GIVEN TASK: Without the pictures, print each of the records below exactly as it appears.

[Entries from a dataset]

▬▬▬▬▬▬▬▬▬▬

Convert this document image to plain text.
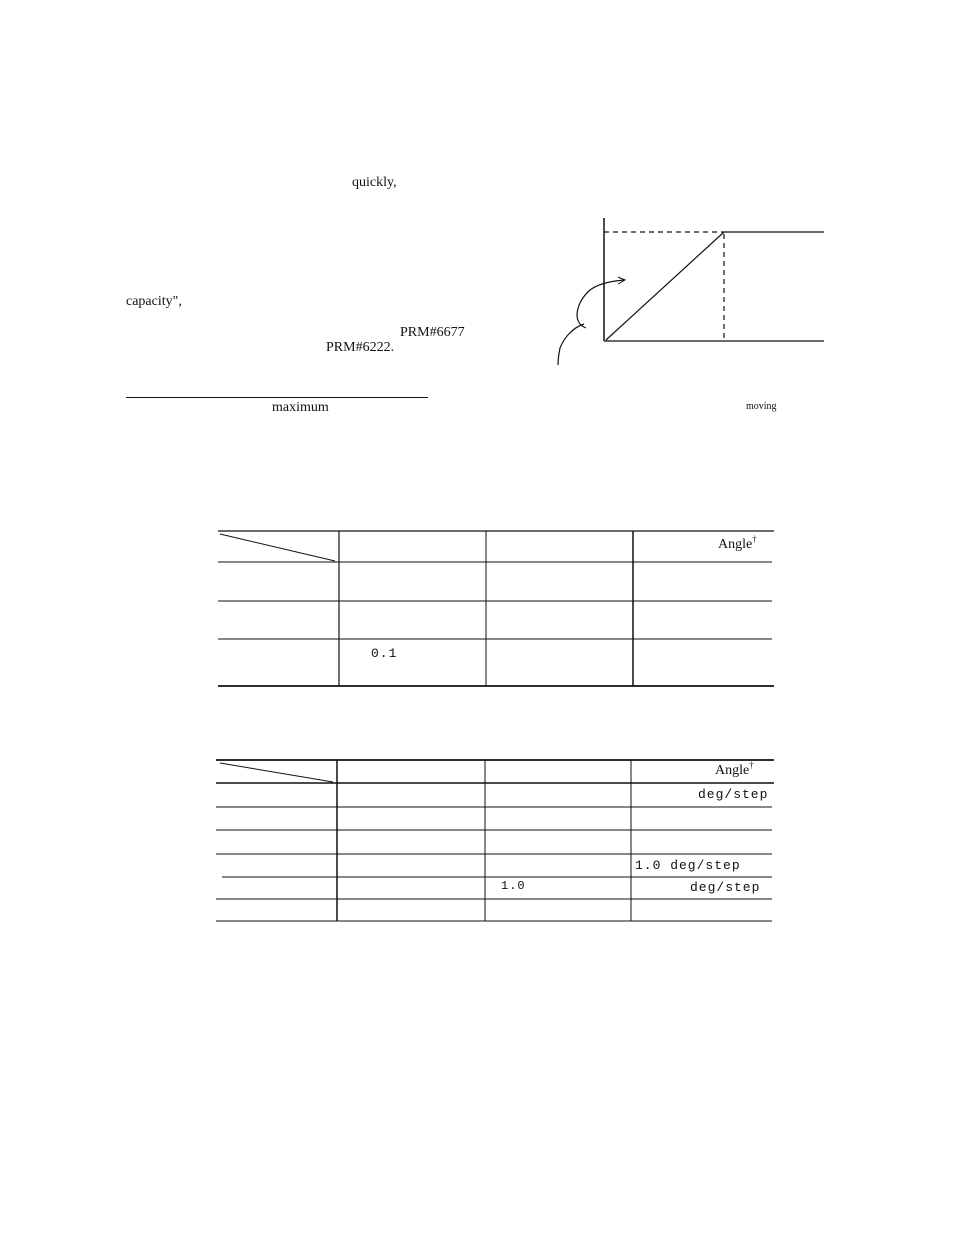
quickly,
capacity",
PRM#6677
PRM#6222.
maximum	moving
Angle†
0.1
Angle†
deg/step
1.0 deg/step
1.0	deg/step
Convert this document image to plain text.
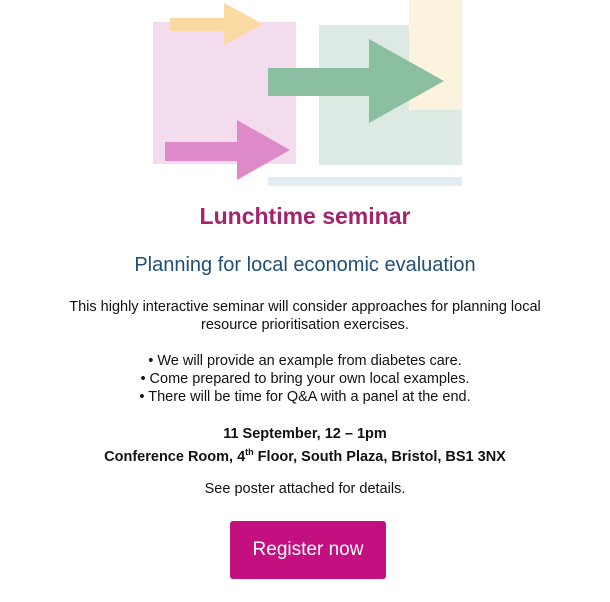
Lunchtime seminar
Planning for local economic evaluation
This highly interactive seminar will consider approaches for planning local resource prioritisation exercises.
• We will provide an example from diabetes care.
• Come prepared to bring your own local examples.
• There will be time for Q&A with a panel at the end.
11 September, 12 – 1pm
Conference Room, 4th Floor, South Plaza, Bristol, BS1 3NX
See poster attached for details.
Register now
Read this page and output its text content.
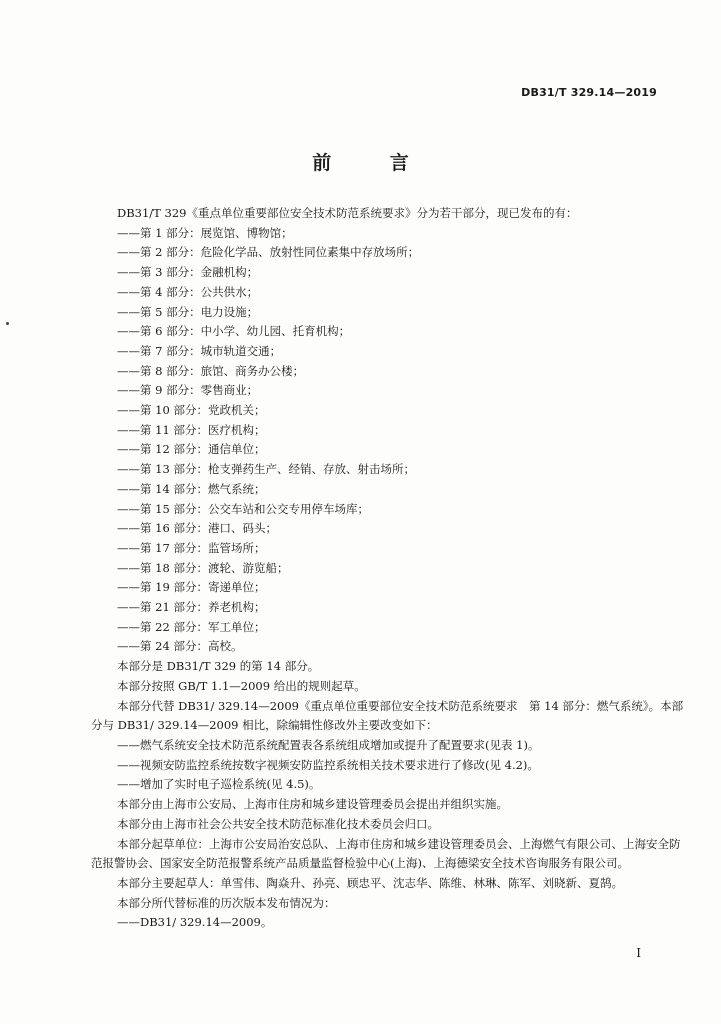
DB31/T 329.14—2019
前 言

DB31/T 329《重点单位重要部位安全技术防范系统要求》分为若干部分，现已发布的有：

——第 1 部分：展览馆、博物馆；

——第 2 部分：危险化学品、放射性同位素集中存放场所；

——第 3 部分：金融机构；

——第 4 部分：公共供水；

——第 5 部分：电力设施；

——第 6 部分：中小学、幼儿园、托育机构；

——第 7 部分：城市轨道交通；

——第 8 部分：旅馆、商务办公楼；

——第 9 部分：零售商业；

——第 10 部分：党政机关；

——第 11 部分：医疗机构；

——第 12 部分：通信单位；

——第 13 部分：枪支弹药生产、经销、存放、射击场所；

——第 14 部分：燃气系统；

——第 15 部分：公交车站和公交专用停车场库；

——第 16 部分：港口、码头；

——第 17 部分：监管场所；

——第 18 部分：渡轮、游览船；

——第 19 部分：寄递单位；

——第 21 部分：养老机构；

——第 22 部分：军工单位；

——第 24 部分：高校。

本部分是 DB31/T 329 的第 14 部分。

本部分按照 GB/T 1.1—2009 给出的规则起草。

本部分代替 DB31/ 329.14—2009《重点单位重要部位安全技术防范系统要求　第 14 部分：燃气系统》。本部分与 DB31/ 329.14—2009 相比，除编辑性修改外主要改变如下：

——燃气系统安全技术防范系统配置表各系统组成增加或提升了配置要求(见表 1)。

——视频安防监控系统按数字视频安防监控系统相关技术要求进行了修改(见 4.2)。

——增加了实时电子巡检系统(见 4.5)。

本部分由上海市公安局、上海市住房和城乡建设管理委员会提出并组织实施。

本部分由上海市社会公共安全技术防范标准化技术委员会归口。

本部分起草单位：上海市公安局治安总队、上海市住房和城乡建设管理委员会、上海燃气有限公司、上海安全防范报警协会、国家安全防范报警系统产品质量监督检验中心(上海)、上海德梁安全技术咨询服务有限公司。

本部分主要起草人：单雪伟、陶焱升、孙亮、顾忠平、沈志华、陈维、林琳、陈军、刘晓新、夏鹄。

本部分所代替标准的历次版本发布情况为：

——DB31/ 329.14—2009。

I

▬▬▬▬▬▬▬▬▬▬

EXPECTED OUTPUT:
Convert this document image to plain text.
quickly,
capacity",
PRM#6677
PRM#6222.
maximum	moving
Angle†
0.1
Angle†
deg/step
1.0 deg/step
1.0	deg/step
Convert this document image to plain text.
Lunchtime seminar
Planning for local economic evaluation
This highly interactive seminar will consider approaches for planning local resource prioritisation exercises.
• We will provide an example from diabetes care.
• Come prepared to bring your own local examples.
• There will be time for Q&A with a panel at the end.
11 September, 12 – 1pm
Conference Room, 4th Floor, South Plaza, Bristol, BS1 3NX
See poster attached for details.
Register now
Read this page and output its text content.
DB31/T 329.14—2019
前 言

DB31/T 329《重点单位重要部位安全技术防范系统要求》分为若干部分，现已发布的有：

——第 1 部分：展览馆、博物馆；

——第 2 部分：危险化学品、放射性同位素集中存放场所；

——第 3 部分：金融机构；

——第 4 部分：公共供水；

——第 5 部分：电力设施；

——第 6 部分：中小学、幼儿园、托育机构；

——第 7 部分：城市轨道交通；

——第 8 部分：旅馆、商务办公楼；

——第 9 部分：零售商业；

——第 10 部分：党政机关；

——第 11 部分：医疗机构；

——第 12 部分：通信单位；

——第 13 部分：枪支弹药生产、经销、存放、射击场所；

——第 14 部分：燃气系统；

——第 15 部分：公交车站和公交专用停车场库；

——第 16 部分：港口、码头；

——第 17 部分：监管场所；

——第 18 部分：渡轮、游览船；

——第 19 部分：寄递单位；

——第 21 部分：养老机构；

——第 22 部分：军工单位；

——第 24 部分：高校。

本部分是 DB31/T 329 的第 14 部分。

本部分按照 GB/T 1.1—2009 给出的规则起草。

本部分代替 DB31/ 329.14—2009《重点单位重要部位安全技术防范系统要求　第 14 部分：燃气系统》。本部分与 DB31/ 329.14—2009 相比，除编辑性修改外主要改变如下：

——燃气系统安全技术防范系统配置表各系统组成增加或提升了配置要求(见表 1)。

——视频安防监控系统按数字视频安防监控系统相关技术要求进行了修改(见 4.2)。

——增加了实时电子巡检系统(见 4.5)。

本部分由上海市公安局、上海市住房和城乡建设管理委员会提出并组织实施。

本部分由上海市社会公共安全技术防范标准化技术委员会归口。

本部分起草单位：上海市公安局治安总队、上海市住房和城乡建设管理委员会、上海燃气有限公司、上海安全防范报警协会、国家安全防范报警系统产品质量监督检验中心(上海)、上海德梁安全技术咨询服务有限公司。

本部分主要起草人：单雪伟、陶焱升、孙亮、顾忠平、沈志华、陈维、林琳、陈军、刘晓新、夏鹄。

本部分所代替标准的历次版本发布情况为：

——DB31/ 329.14—2009。

I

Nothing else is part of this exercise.